Task requirements ::
Extract every line of the records below and copy each one word for word, leaving nothing out.

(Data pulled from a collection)

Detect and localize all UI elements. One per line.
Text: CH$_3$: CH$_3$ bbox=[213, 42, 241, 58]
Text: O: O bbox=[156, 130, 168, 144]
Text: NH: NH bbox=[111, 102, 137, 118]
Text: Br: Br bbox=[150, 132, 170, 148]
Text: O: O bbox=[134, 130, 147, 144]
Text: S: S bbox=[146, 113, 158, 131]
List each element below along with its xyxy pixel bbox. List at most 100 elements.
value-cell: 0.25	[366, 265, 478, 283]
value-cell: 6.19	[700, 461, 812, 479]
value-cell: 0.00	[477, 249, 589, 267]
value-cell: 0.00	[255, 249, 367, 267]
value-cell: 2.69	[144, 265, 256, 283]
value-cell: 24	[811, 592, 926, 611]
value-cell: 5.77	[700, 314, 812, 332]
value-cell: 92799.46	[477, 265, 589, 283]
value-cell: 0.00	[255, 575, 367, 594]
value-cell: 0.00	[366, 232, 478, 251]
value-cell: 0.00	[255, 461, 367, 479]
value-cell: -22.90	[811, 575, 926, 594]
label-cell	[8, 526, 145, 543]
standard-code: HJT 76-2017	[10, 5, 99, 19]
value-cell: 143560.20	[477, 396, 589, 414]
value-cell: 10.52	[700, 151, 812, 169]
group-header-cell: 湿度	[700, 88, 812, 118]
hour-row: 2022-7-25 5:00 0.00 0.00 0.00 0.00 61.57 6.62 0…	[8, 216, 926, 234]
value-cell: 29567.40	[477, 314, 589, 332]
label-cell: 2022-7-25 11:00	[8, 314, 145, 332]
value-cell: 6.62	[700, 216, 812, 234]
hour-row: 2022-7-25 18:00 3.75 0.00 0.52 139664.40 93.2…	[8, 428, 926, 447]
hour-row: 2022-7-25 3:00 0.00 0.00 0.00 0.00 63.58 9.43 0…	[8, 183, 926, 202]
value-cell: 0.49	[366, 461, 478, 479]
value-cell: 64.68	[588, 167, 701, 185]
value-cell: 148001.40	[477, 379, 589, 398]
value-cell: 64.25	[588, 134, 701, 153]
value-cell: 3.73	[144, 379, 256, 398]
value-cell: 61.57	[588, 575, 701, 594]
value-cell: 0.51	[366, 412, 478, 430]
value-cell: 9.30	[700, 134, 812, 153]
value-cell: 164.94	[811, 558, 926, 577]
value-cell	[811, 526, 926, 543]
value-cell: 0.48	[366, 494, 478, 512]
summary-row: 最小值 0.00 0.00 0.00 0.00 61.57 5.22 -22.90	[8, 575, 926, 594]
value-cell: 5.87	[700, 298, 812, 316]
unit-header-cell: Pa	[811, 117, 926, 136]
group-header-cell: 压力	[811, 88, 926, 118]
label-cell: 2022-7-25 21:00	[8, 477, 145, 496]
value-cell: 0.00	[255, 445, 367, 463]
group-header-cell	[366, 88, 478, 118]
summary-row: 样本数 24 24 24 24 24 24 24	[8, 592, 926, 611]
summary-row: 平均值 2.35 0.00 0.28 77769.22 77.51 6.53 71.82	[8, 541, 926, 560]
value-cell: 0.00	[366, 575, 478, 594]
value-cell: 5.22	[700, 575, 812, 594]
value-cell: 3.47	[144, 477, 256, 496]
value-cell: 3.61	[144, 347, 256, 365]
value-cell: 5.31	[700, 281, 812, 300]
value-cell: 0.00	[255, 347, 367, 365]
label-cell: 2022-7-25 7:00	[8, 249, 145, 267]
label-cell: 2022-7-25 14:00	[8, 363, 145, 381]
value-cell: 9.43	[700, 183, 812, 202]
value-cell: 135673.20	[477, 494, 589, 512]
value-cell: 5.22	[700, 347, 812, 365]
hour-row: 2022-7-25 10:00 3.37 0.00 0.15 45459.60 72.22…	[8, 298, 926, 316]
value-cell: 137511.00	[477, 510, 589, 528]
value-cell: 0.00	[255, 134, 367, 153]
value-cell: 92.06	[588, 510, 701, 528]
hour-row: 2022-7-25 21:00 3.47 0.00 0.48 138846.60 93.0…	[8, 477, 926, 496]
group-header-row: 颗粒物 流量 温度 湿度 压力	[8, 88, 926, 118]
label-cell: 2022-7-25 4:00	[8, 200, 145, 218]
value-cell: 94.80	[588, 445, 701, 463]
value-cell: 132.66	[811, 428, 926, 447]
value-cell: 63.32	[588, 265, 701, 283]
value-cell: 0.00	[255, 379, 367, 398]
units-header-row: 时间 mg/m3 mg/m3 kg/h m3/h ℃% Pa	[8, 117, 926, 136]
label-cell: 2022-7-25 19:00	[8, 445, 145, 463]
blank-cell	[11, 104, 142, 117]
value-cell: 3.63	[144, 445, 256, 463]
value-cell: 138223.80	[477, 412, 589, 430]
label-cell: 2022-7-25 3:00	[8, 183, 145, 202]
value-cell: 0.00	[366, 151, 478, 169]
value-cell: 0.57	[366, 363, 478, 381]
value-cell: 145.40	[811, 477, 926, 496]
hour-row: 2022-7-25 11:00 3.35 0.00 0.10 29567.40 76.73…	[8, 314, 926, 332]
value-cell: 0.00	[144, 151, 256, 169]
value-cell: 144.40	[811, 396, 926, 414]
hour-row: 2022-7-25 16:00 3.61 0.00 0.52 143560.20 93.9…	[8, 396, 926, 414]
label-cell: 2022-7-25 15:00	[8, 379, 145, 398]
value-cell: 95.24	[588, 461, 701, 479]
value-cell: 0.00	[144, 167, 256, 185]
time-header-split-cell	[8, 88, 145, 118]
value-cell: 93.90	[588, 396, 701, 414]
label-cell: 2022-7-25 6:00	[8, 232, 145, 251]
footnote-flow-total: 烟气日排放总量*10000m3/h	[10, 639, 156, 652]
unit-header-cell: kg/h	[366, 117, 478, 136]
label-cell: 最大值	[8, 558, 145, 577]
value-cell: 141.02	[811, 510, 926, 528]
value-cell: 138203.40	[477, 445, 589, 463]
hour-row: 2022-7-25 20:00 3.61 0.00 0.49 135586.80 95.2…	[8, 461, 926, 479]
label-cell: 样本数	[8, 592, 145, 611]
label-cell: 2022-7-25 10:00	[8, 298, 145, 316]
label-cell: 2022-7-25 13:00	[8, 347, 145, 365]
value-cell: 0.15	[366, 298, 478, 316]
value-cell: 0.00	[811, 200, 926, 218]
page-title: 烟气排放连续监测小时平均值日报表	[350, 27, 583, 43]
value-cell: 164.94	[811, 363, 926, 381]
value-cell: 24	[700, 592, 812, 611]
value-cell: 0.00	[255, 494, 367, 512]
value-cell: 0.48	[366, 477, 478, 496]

Final result ::
Detect and localize all UI elements. One per line.
Text: CH$_3$: CH$_3$ bbox=[213, 42, 241, 58]
Text: O: O bbox=[156, 130, 168, 144]
Text: NH: NH bbox=[111, 102, 137, 118]
Text: Br: Br bbox=[150, 132, 170, 148]
Text: O: O bbox=[134, 130, 147, 144]
Text: S: S bbox=[146, 113, 158, 131]
List each element below along with its xyxy pixel bbox. List at most 100 elements.
value-cell: 0.25	[366, 265, 478, 283]
value-cell: 6.19	[700, 461, 812, 479]
value-cell: 0.00	[477, 249, 589, 267]
value-cell: 0.00	[255, 249, 367, 267]
value-cell: 2.69	[144, 265, 256, 283]
value-cell: 24	[811, 592, 926, 611]
value-cell: 5.77	[700, 314, 812, 332]
value-cell: 92799.46	[477, 265, 589, 283]
value-cell: 0.00	[255, 575, 367, 594]
value-cell: 0.00	[366, 232, 478, 251]
value-cell: 0.00	[255, 461, 367, 479]
value-cell: -22.90	[811, 575, 926, 594]
label-cell	[8, 526, 145, 543]
standard-code: HJT 76-2017	[10, 5, 99, 19]
value-cell: 143560.20	[477, 396, 589, 414]
value-cell: 10.52	[700, 151, 812, 169]
group-header-cell: 湿度	[700, 88, 812, 118]
hour-row: 2022-7-25 5:00 0.00 0.00 0.00 0.00 61.57 6.62 0…	[8, 216, 926, 234]
value-cell: 29567.40	[477, 314, 589, 332]
label-cell: 2022-7-25 11:00	[8, 314, 145, 332]
value-cell: 6.62	[700, 216, 812, 234]
hour-row: 2022-7-25 18:00 3.75 0.00 0.52 139664.40 93.2…	[8, 428, 926, 447]
hour-row: 2022-7-25 3:00 0.00 0.00 0.00 0.00 63.58 9.43 0…	[8, 183, 926, 202]
value-cell: 0.49	[366, 461, 478, 479]
value-cell: 64.68	[588, 167, 701, 185]
value-cell: 148001.40	[477, 379, 589, 398]
value-cell: 64.25	[588, 134, 701, 153]
value-cell: 3.73	[144, 379, 256, 398]
value-cell: 61.57	[588, 575, 701, 594]
value-cell: 0.51	[366, 412, 478, 430]
value-cell: 9.30	[700, 134, 812, 153]
value-cell: 164.94	[811, 558, 926, 577]
value-cell	[811, 526, 926, 543]
value-cell: 0.48	[366, 494, 478, 512]
summary-row: 最小值 0.00 0.00 0.00 0.00 61.57 5.22 -22.90	[8, 575, 926, 594]
value-cell: 5.87	[700, 298, 812, 316]
unit-header-cell: Pa	[811, 117, 926, 136]
group-header-cell: 压力	[811, 88, 926, 118]
label-cell: 2022-7-25 21:00	[8, 477, 145, 496]
value-cell: 0.00	[255, 445, 367, 463]
group-header-cell	[366, 88, 478, 118]
summary-row: 样本数 24 24 24 24 24 24 24	[8, 592, 926, 611]
summary-row: 平均值 2.35 0.00 0.28 77769.22 77.51 6.53 71.82	[8, 541, 926, 560]
value-cell: 0.00	[366, 575, 478, 594]
value-cell: 5.22	[700, 575, 812, 594]
value-cell: 3.47	[144, 477, 256, 496]
value-cell: 3.61	[144, 347, 256, 365]
value-cell: 5.31	[700, 281, 812, 300]
value-cell: 0.00	[255, 347, 367, 365]
label-cell: 2022-7-25 7:00	[8, 249, 145, 267]
label-cell: 2022-7-25 14:00	[8, 363, 145, 381]
value-cell: 9.43	[700, 183, 812, 202]
value-cell: 135673.20	[477, 494, 589, 512]
value-cell: 5.22	[700, 347, 812, 365]
hour-row: 2022-7-25 10:00 3.37 0.00 0.15 45459.60 72.22…	[8, 298, 926, 316]
value-cell: 137511.00	[477, 510, 589, 528]
value-cell: 0.00	[255, 134, 367, 153]
value-cell: 92.06	[588, 510, 701, 528]
hour-row: 2022-7-25 21:00 3.47 0.00 0.48 138846.60 93.0…	[8, 477, 926, 496]
group-header-row: 颗粒物 流量 温度 湿度 压力	[8, 88, 926, 118]
label-cell: 2022-7-25 4:00	[8, 200, 145, 218]
value-cell: 94.80	[588, 445, 701, 463]
value-cell: 132.66	[811, 428, 926, 447]
value-cell: 63.32	[588, 265, 701, 283]
value-cell: 0.00	[255, 379, 367, 398]
units-header-row: 时间 mg/m3 mg/m3 kg/h m3/h ℃% Pa	[8, 117, 926, 136]
label-cell: 2022-7-25 19:00	[8, 445, 145, 463]
blank-cell	[11, 104, 142, 117]
value-cell: 3.63	[144, 445, 256, 463]
value-cell: 138223.80	[477, 412, 589, 430]
label-cell: 2022-7-25 3:00	[8, 183, 145, 202]
value-cell: 0.00	[366, 151, 478, 169]
value-cell: 0.57	[366, 363, 478, 381]
value-cell: 145.40	[811, 477, 926, 496]
hour-row: 2022-7-25 11:00 3.35 0.00 0.10 29567.40 76.73…	[8, 314, 926, 332]
value-cell: 0.00	[144, 151, 256, 169]
value-cell: 144.40	[811, 396, 926, 414]
hour-row: 2022-7-25 16:00 3.61 0.00 0.52 143560.20 93.9…	[8, 396, 926, 414]
label-cell: 2022-7-25 15:00	[8, 379, 145, 398]
value-cell: 95.24	[588, 461, 701, 479]
value-cell: 0.00	[144, 167, 256, 185]
time-header-split-cell	[8, 88, 145, 118]
value-cell: 93.90	[588, 396, 701, 414]
label-cell: 2022-7-25 6:00	[8, 232, 145, 251]
footnote-flow-total: 烟气日排放总量*10000m3/h	[10, 639, 156, 652]
unit-header-cell: kg/h	[366, 117, 478, 136]
label-cell: 最大值	[8, 558, 145, 577]
value-cell: 141.02	[811, 510, 926, 528]
value-cell: 138203.40	[477, 445, 589, 463]
hour-row: 2022-7-25 20:00 3.61 0.00 0.49 135586.80 95.2…	[8, 461, 926, 479]
label-cell: 样本数	[8, 592, 145, 611]
label-cell: 2022-7-25 10:00	[8, 298, 145, 316]
label-cell: 2022-7-25 13:00	[8, 347, 145, 365]
value-cell: 0.15	[366, 298, 478, 316]
value-cell: 0.00	[811, 200, 926, 218]
page-title: 烟气排放连续监测小时平均值日报表	[350, 27, 583, 43]
value-cell: 164.94	[811, 363, 926, 381]
value-cell: 24	[700, 592, 812, 611]
value-cell: 0.00	[255, 494, 367, 512]
value-cell: 0.48	[366, 477, 478, 496]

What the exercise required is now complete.